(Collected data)
--- START ---

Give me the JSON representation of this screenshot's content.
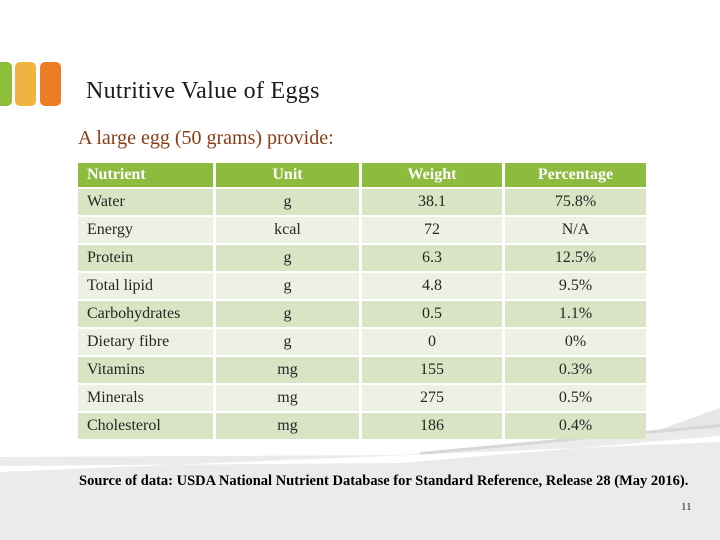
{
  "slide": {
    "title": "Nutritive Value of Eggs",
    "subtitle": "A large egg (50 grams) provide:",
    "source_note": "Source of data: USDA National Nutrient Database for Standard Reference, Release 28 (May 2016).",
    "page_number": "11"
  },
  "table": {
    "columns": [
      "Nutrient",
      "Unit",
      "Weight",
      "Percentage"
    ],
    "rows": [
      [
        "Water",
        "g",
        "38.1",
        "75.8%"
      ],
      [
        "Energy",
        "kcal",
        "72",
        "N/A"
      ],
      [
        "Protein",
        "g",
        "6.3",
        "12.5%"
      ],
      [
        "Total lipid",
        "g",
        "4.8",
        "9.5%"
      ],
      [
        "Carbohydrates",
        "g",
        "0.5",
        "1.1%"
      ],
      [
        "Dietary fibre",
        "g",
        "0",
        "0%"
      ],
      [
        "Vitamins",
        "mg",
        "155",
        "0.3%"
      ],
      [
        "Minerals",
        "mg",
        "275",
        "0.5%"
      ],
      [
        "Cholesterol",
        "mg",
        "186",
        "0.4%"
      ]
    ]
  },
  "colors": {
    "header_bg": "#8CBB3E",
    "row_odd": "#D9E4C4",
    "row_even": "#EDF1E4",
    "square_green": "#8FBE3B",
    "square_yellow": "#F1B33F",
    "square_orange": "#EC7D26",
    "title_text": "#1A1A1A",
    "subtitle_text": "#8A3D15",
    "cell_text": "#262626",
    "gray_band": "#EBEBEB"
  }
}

--- END ---
--- START ---

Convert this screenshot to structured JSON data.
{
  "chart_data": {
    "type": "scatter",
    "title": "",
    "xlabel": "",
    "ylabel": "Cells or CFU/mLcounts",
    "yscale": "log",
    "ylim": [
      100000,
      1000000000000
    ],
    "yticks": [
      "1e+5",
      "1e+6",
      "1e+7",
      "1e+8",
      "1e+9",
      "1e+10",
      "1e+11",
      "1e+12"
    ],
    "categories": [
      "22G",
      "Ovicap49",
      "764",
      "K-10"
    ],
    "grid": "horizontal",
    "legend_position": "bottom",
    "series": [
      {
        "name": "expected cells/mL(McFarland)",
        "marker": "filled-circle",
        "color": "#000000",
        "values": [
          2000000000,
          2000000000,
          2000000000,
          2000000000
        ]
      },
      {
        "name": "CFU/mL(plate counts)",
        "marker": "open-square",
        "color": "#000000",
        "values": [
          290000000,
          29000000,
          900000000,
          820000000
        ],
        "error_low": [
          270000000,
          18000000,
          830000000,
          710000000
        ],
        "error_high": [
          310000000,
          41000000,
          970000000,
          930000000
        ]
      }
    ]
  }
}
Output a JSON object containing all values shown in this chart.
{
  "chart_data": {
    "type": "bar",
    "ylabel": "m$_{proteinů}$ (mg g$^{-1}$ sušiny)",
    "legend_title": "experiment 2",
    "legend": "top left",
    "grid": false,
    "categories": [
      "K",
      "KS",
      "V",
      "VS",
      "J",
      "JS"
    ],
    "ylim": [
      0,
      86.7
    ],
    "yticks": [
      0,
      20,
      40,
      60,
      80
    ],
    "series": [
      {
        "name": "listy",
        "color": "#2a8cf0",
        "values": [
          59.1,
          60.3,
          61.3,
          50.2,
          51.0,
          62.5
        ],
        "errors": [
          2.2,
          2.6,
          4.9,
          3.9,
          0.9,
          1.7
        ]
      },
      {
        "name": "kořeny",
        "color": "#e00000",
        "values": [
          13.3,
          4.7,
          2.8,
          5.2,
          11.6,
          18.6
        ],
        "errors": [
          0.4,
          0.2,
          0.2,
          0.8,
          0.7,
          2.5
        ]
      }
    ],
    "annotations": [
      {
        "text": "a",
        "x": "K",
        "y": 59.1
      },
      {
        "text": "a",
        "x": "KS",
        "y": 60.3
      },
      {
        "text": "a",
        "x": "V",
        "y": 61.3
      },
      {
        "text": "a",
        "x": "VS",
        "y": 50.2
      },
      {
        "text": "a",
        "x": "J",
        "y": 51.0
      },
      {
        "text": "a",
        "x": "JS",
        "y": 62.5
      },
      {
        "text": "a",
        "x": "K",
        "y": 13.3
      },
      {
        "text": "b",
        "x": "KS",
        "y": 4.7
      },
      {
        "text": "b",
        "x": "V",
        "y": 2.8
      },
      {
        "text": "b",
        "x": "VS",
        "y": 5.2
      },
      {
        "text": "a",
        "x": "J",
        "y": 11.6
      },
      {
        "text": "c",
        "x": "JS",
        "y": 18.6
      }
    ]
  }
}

--- END ---
--- START ---

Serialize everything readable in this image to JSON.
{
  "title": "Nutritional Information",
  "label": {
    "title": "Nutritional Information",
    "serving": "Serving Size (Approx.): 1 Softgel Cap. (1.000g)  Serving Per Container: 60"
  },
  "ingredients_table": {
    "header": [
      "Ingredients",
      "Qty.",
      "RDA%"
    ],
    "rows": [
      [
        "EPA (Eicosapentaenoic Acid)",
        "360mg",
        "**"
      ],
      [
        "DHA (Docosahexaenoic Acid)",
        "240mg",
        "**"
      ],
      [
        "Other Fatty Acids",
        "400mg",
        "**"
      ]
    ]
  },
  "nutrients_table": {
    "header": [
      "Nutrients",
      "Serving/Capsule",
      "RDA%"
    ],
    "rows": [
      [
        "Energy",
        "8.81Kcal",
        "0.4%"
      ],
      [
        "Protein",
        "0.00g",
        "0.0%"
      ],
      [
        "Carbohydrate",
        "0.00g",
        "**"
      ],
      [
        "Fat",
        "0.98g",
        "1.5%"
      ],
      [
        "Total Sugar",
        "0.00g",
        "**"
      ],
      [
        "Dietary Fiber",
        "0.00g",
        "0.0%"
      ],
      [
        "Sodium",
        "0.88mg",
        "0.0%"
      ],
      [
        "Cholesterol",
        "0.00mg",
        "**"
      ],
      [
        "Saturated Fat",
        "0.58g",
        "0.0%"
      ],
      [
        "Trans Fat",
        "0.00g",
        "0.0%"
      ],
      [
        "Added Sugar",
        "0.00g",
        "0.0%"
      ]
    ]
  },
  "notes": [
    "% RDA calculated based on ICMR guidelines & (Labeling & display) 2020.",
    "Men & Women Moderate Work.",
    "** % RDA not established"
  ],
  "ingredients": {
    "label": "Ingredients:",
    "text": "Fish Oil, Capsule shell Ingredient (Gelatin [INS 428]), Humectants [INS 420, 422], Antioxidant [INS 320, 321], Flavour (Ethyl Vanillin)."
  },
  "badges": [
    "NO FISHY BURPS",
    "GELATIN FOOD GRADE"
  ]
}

--- END ---

» **WHAT IS BEING ASKED**
Report every line in the data that holds "this", copying each one.

» **THE COMPLETED TASK**
Give me the JSON representation of this screenshot's content.
Convert this screenshot to structured JSON data.
Output a JSON object containing all values shown in this chart.
Serialize everything readable in this image to JSON.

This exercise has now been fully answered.